→ Work to do: In the entries that follow, find the word "Basic" and report each line it is on.

→ Entries:

+===+

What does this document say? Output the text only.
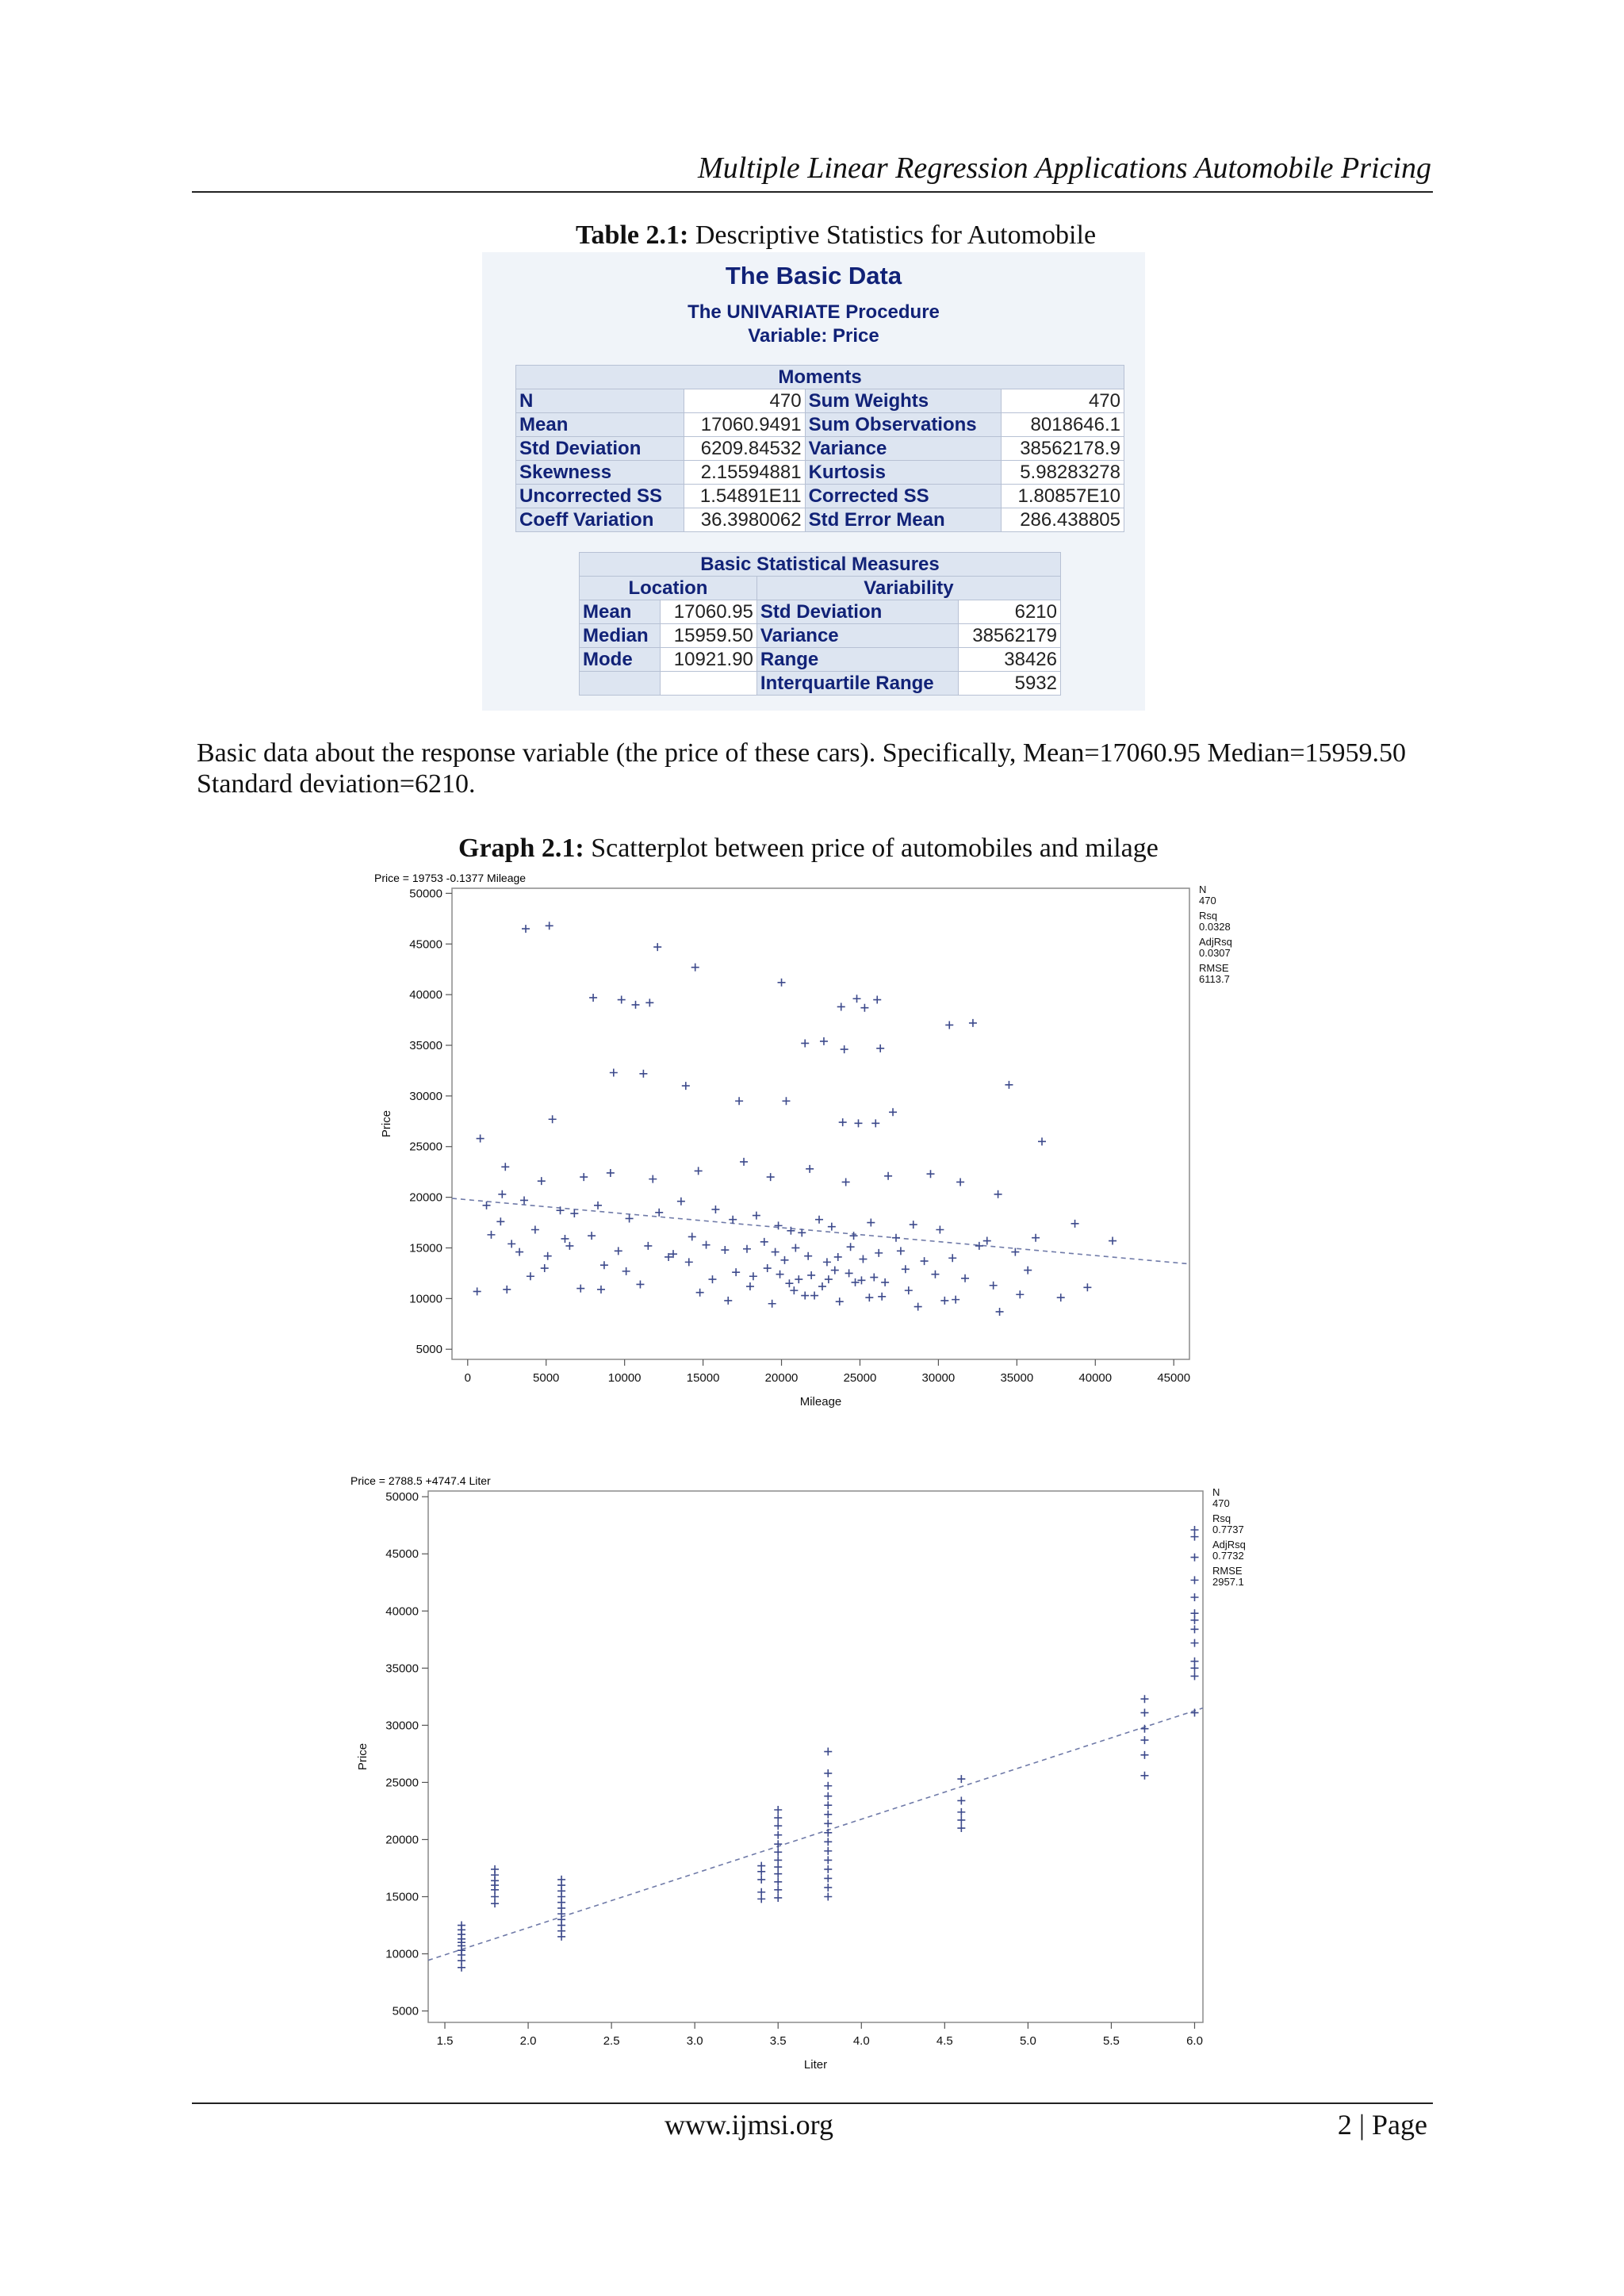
Multiple Linear Regression Applications Automobile Pricing
Table 2.1: Descriptive Statistics for Automobile
The Basic Data
The UNIVARIATE Procedure
Variable: Price
Moments			
N	470	Sum Weights	470
Mean	17060.9491	Sum Observations	8018646.1
Std Deviation	6209.84532	Variance	38562178.9
Skewness	2.15594881	Kurtosis	5.98283278
Uncorrected SS	1.54891E11	Corrected SS	1.80857E10
Coeff Variation	36.3980062	Std Error Mean	286.438805
Basic Statistical Measures			
Location		Variability	
Mean	17060.95	Std Deviation	6210
Median	15959.50	Variance	38562179
Mode	10921.90	Range	38426
		Interquartile Range	5932
Basic data about the response variable (the price of these cars). Specifically, Mean=17060.95 Median=15959.50 Standard deviation=6210.
Graph 2.1: Scatterplot between price of automobiles and milage
Price = 19753 -0.1377 Mileage
5000
10000
15000
20000
25000
30000
35000
40000
45000
50000
0	5000	10000	15000	20000	25000	30000	35000	40000	45000
Mileage
Price
N
470
Rsq
0.0328
AdjRsq
0.0307
RMSE
6113.7
Price = 2788.5 +4747.4 Liter
5000
10000
15000
20000
25000
30000
35000
40000
45000
50000
1.5	2.0	2.5	3.0	3.5	4.0	4.5	5.0	5.5	6.0
Liter
Price
N
470
Rsq
0.7737
AdjRsq
0.7732
RMSE
2957.1
www.ijmsi.org	2 | Page
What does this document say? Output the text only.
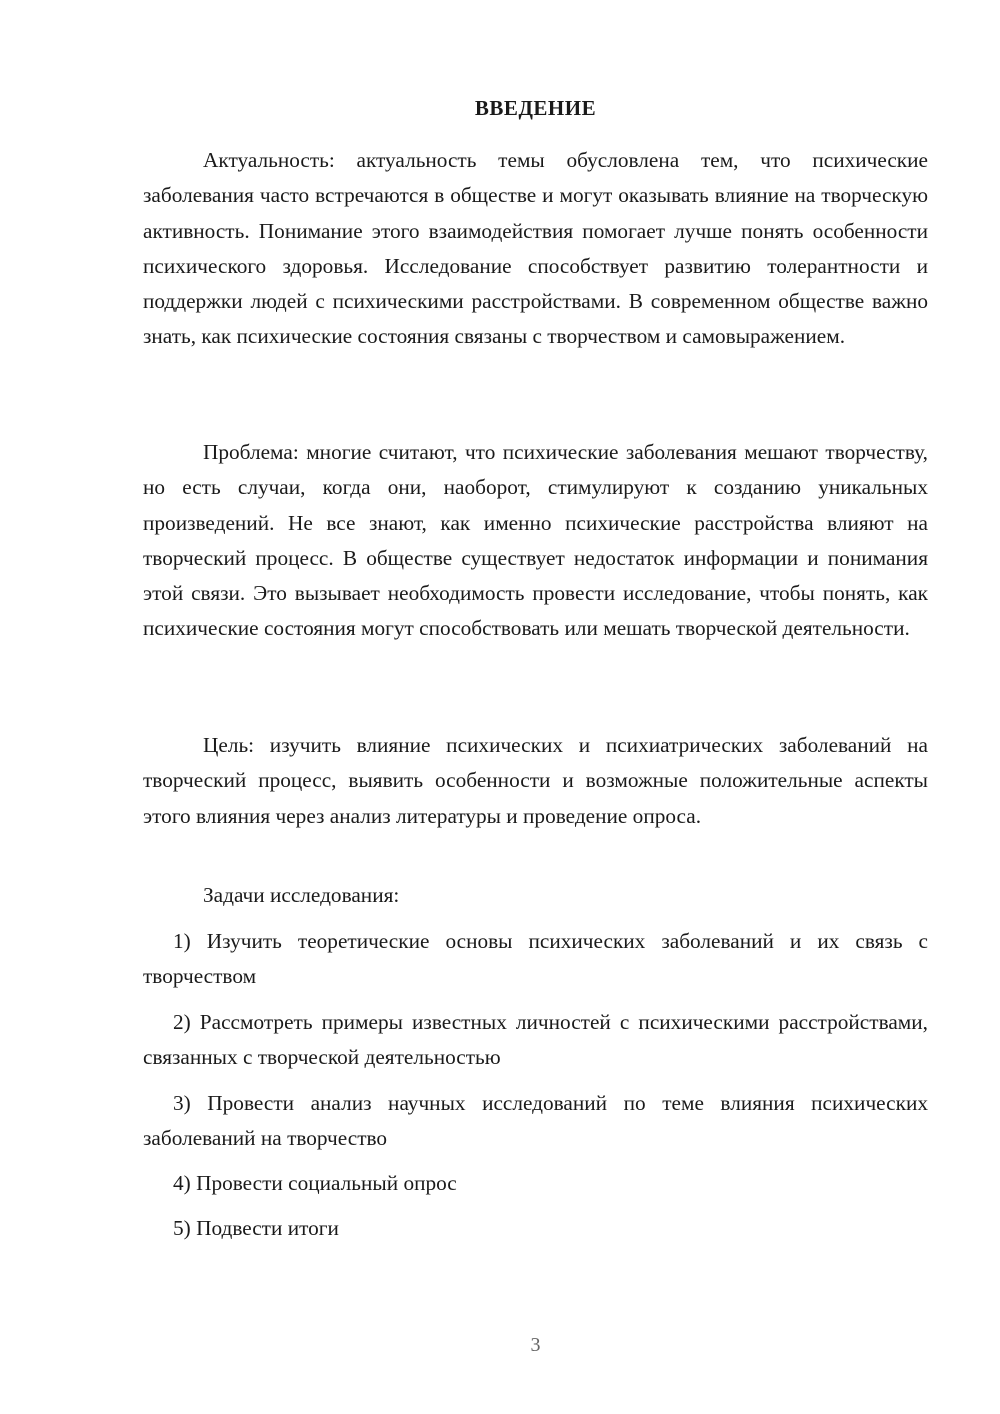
ВВЕДЕНИЕ

Актуальность: актуальность темы обусловлена тем, что психические заболевания часто встречаются в обществе и могут оказывать влияние на творческую активность. Понимание этого взаимодействия помогает лучше понять особенности психического здоровья. Исследование способствует развитию толерантности и поддержки людей с психическими расстройствами. В современном обществе важно знать, как психические состояния связаны с творчеством и самовыражением.

Проблема: многие считают, что психические заболевания мешают творчеству, но есть случаи, когда они, наоборот, стимулируют к созданию уникальных произведений. Не все знают, как именно психические расстройства влияют на творческий процесс. В обществе существует недостаток информации и понимания этой связи. Это вызывает необходимость провести исследование, чтобы понять, как психические состояния могут способствовать или мешать творческой деятельности.

Цель: изучить влияние психических и психиатрических заболеваний на творческий процесс, выявить особенности и возможные положительные аспекты этого влияния через анализ литературы и проведение опроса.

Задачи исследования:

1) Изучить теоретические основы психических заболеваний и их связь с творчеством

2) Рассмотреть примеры известных личностей с психическими расстройствами, связанных с творческой деятельностью

3) Провести анализ научных исследований по теме влияния психических заболеваний на творчество

4) Провести социальный опрос

5) Подвести итоги

3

+===+

→ Exercise output:
The Basic Data
Basic Statistical Measures			
Basic data about the response variable (the price of these cars). Specifically, Mean=17060.95 Median=15959.50 Standard deviation=6210.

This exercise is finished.